(Data excerpts)

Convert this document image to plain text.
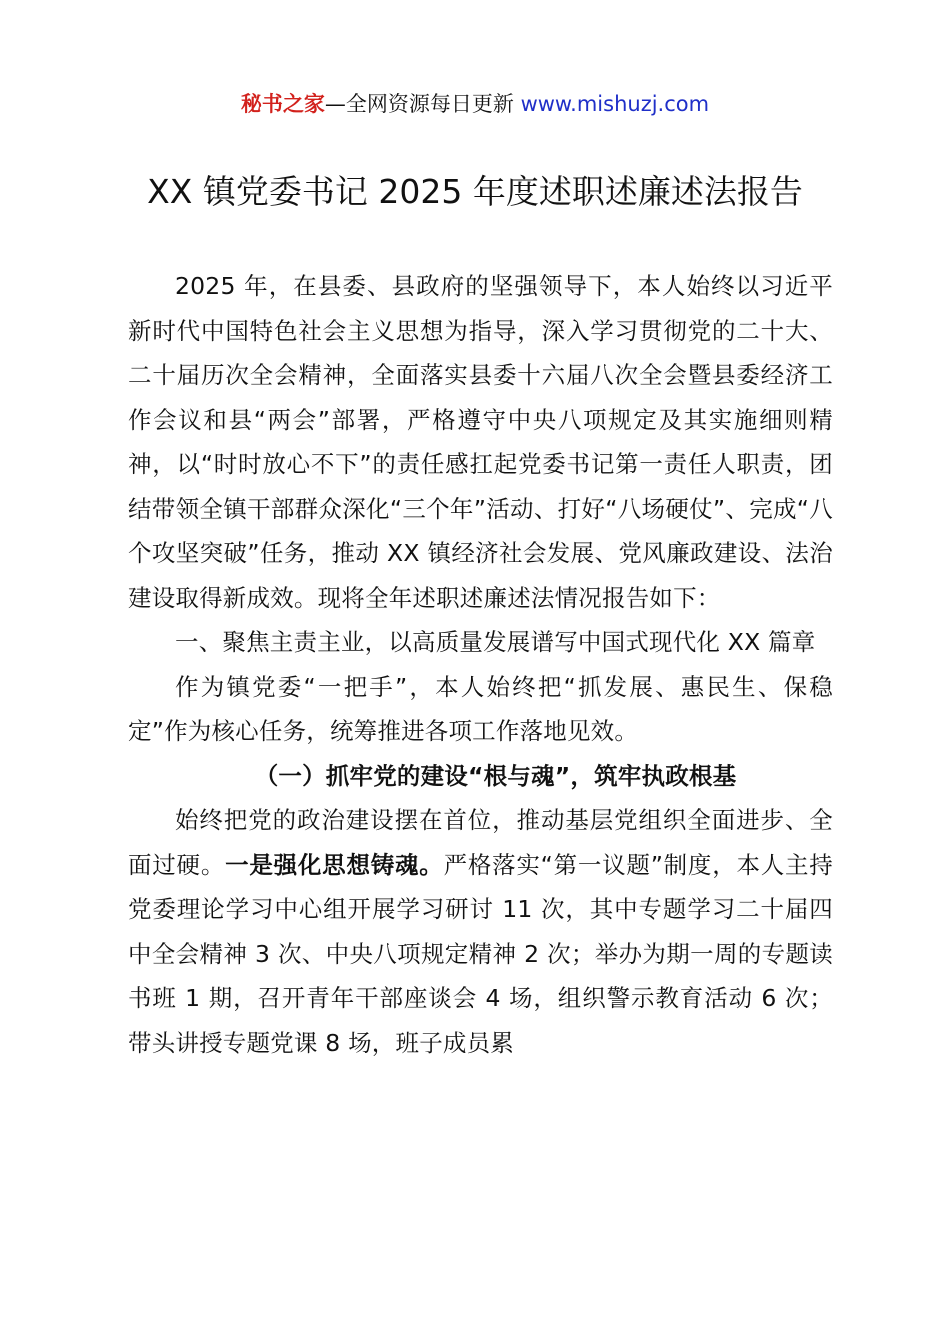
秘书之家—全网资源每日更新 www.mishuzj.com
XX 镇党委书记 2025 年度述职述廉述法报告

2025 年，在县委、县政府的坚强领导下，本人始终以习近平新时代中国特色社会主义思想为指导，深入学习贯彻党的二十大、二十届历次全会精神，全面落实县委十六届八次全会暨县委经济工作会议和县“两会”部署，严格遵守中央八项规定及其实施细则精神，以“时时放心不下”的责任感扛起党委书记第一责任人职责，团结带领全镇干部群众深化“三个年”活动、打好“八场硬仗”、完成“八个攻坚突破”任务，推动 XX 镇经济社会发展、党风廉政建设、法治建设取得新成效。现将全年述职述廉述法情况报告如下：

一、聚焦主责主业，以高质量发展谱写中国式现代化 XX 篇章

作为镇党委“一把手”，本人始终把“抓发展、惠民生、保稳定”作为核心任务，统筹推进各项工作落地见效。

（一）抓牢党的建设“根与魂”，筑牢执政根基

始终把党的政治建设摆在首位，推动基层党组织全面进步、全面过硬。一是强化思想铸魂。严格落实“第一议题”制度，本人主持党委理论学习中心组开展学习研讨 11 次，其中专题学习二十届四中全会精神 3 次、中央八项规定精神 2 次；举办为期一周的专题读书班 1 期，召开青年干部座谈会 4 场，组织警示教育活动 6 次；带头讲授专题党课 8 场，班子成员累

**WHAT IS ASKED:**
Each entry shown above must be quoted exactly, with its pictures left out.

**RESPONSE TO THE TASK:**
Convert this document image to plain text.
秘书之家—全网资源每日更新 www.mishuzj.com
XX 镇党委书记 2025 年度述职述廉述法报告

2025 年，在县委、县政府的坚强领导下，本人始终以习近平新时代中国特色社会主义思想为指导，深入学习贯彻党的二十大、二十届历次全会精神，全面落实县委十六届八次全会暨县委经济工作会议和县“两会”部署，严格遵守中央八项规定及其实施细则精神，以“时时放心不下”的责任感扛起党委书记第一责任人职责，团结带领全镇干部群众深化“三个年”活动、打好“八场硬仗”、完成“八个攻坚突破”任务，推动 XX 镇经济社会发展、党风廉政建设、法治建设取得新成效。现将全年述职述廉述法情况报告如下：

一、聚焦主责主业，以高质量发展谱写中国式现代化 XX 篇章

作为镇党委“一把手”，本人始终把“抓发展、惠民生、保稳定”作为核心任务，统筹推进各项工作落地见效。

（一）抓牢党的建设“根与魂”，筑牢执政根基

始终把党的政治建设摆在首位，推动基层党组织全面进步、全面过硬。一是强化思想铸魂。严格落实“第一议题”制度，本人主持党委理论学习中心组开展学习研讨 11 次，其中专题学习二十届四中全会精神 3 次、中央八项规定精神 2 次；举办为期一周的专题读书班 1 期，召开青年干部座谈会 4 场，组织警示教育活动 6 次；带头讲授专题党课 8 场，班子成员累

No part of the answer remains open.